Write out the listing in full, matching it word for word.

■ **Dataset records**
————

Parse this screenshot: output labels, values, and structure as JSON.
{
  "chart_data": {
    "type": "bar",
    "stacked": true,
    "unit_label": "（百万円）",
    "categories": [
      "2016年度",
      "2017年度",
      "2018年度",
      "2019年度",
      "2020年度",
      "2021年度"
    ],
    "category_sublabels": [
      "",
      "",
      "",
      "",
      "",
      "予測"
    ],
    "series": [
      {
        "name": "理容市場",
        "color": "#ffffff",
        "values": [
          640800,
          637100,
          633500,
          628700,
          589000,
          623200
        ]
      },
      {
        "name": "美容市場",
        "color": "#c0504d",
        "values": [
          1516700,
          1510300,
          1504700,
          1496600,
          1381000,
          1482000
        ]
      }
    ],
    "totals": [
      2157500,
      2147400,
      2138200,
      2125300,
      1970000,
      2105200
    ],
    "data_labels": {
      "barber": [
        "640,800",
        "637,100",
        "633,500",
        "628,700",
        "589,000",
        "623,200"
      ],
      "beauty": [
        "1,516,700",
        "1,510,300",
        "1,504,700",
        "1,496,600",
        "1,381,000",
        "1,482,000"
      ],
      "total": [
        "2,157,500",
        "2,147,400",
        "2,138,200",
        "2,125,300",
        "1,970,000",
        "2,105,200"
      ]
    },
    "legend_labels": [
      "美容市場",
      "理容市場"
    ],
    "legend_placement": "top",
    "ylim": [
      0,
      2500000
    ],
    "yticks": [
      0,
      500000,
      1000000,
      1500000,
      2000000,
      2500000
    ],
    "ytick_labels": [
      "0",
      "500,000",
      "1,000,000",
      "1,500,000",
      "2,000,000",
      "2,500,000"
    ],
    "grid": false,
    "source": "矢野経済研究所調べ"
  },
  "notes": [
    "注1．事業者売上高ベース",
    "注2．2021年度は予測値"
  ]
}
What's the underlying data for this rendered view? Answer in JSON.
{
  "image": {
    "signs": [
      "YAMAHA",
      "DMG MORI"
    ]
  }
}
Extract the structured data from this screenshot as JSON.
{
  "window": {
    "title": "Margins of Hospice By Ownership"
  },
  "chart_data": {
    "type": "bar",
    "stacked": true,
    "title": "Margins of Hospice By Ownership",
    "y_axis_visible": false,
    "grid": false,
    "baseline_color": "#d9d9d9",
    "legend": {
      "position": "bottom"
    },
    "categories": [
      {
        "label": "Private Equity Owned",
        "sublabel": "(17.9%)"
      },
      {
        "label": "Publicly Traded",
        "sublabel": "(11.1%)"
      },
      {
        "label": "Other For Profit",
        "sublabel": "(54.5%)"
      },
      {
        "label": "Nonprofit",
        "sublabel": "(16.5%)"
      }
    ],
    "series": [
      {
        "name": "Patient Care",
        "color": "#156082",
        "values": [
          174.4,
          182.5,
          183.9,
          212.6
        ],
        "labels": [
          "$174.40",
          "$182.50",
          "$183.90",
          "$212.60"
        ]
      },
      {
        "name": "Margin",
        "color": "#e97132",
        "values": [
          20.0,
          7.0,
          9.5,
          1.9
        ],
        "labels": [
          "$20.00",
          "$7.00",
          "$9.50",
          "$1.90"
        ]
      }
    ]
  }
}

————

■ **Task result**
Parse this screenshot: output labels, values, and structure as JSON.
{
  "chart_data": {
    "type": "bar",
    "stacked": true,
    "unit_label": "（百万円）",
    "categories": [
      "2016年度",
      "2017年度",
      "2018年度",
      "2019年度",
      "2020年度",
      "2021年度"
    ],
    "category_sublabels": [
      "",
      "",
      "",
      "",
      "",
      "予測"
    ],
    "series": [
      {
        "name": "理容市場",
        "color": "#ffffff",
        "values": [
          640800,
          637100,
          633500,
          628700,
          589000,
          623200
        ]
      },
      {
        "name": "美容市場",
        "color": "#c0504d",
        "values": [
          1516700,
          1510300,
          1504700,
          1496600,
          1381000,
          1482000
        ]
      }
    ],
    "totals": [
      2157500,
      2147400,
      2138200,
      2125300,
      1970000,
      2105200
    ],
    "data_labels": {
      "barber": [
        "640,800",
        "637,100",
        "633,500",
        "628,700",
        "589,000",
        "623,200"
      ],
      "beauty": [
        "1,516,700",
        "1,510,300",
        "1,504,700",
        "1,496,600",
        "1,381,000",
        "1,482,000"
      ],
      "total": [
        "2,157,500",
        "2,147,400",
        "2,138,200",
        "2,125,300",
        "1,970,000",
        "2,105,200"
      ]
    },
    "legend_labels": [
      "美容市場",
      "理容市場"
    ],
    "legend_placement": "top",
    "ylim": [
      0,
      2500000
    ],
    "yticks": [
      0,
      500000,
      1000000,
      1500000,
      2000000,
      2500000
    ],
    "ytick_labels": [
      "0",
      "500,000",
      "1,000,000",
      "1,500,000",
      "2,000,000",
      "2,500,000"
    ],
    "grid": false,
    "source": "矢野経済研究所調べ"
  },
  "notes": [
    "注1．事業者売上高ベース",
    "注2．2021年度は予測値"
  ]
}
What's the underlying data for this rendered view? Answer in JSON.
{
  "image": {
    "signs": [
      "YAMAHA",
      "DMG MORI"
    ]
  }
}
Extract the structured data from this screenshot as JSON.
{
  "window": {
    "title": "Margins of Hospice By Ownership"
  },
  "chart_data": {
    "type": "bar",
    "stacked": true,
    "title": "Margins of Hospice By Ownership",
    "y_axis_visible": false,
    "grid": false,
    "baseline_color": "#d9d9d9",
    "legend": {
      "position": "bottom"
    },
    "categories": [
      {
        "label": "Private Equity Owned",
        "sublabel": "(17.9%)"
      },
      {
        "label": "Publicly Traded",
        "sublabel": "(11.1%)"
      },
      {
        "label": "Other For Profit",
        "sublabel": "(54.5%)"
      },
      {
        "label": "Nonprofit",
        "sublabel": "(16.5%)"
      }
    ],
    "series": [
      {
        "name": "Patient Care",
        "color": "#156082",
        "values": [
          174.4,
          182.5,
          183.9,
          212.6
        ],
        "labels": [
          "$174.40",
          "$182.50",
          "$183.90",
          "$212.60"
        ]
      },
      {
        "name": "Margin",
        "color": "#e97132",
        "values": [
          20.0,
          7.0,
          9.5,
          1.9
        ],
        "labels": [
          "$20.00",
          "$7.00",
          "$9.50",
          "$1.90"
        ]
      }
    ]
  }
}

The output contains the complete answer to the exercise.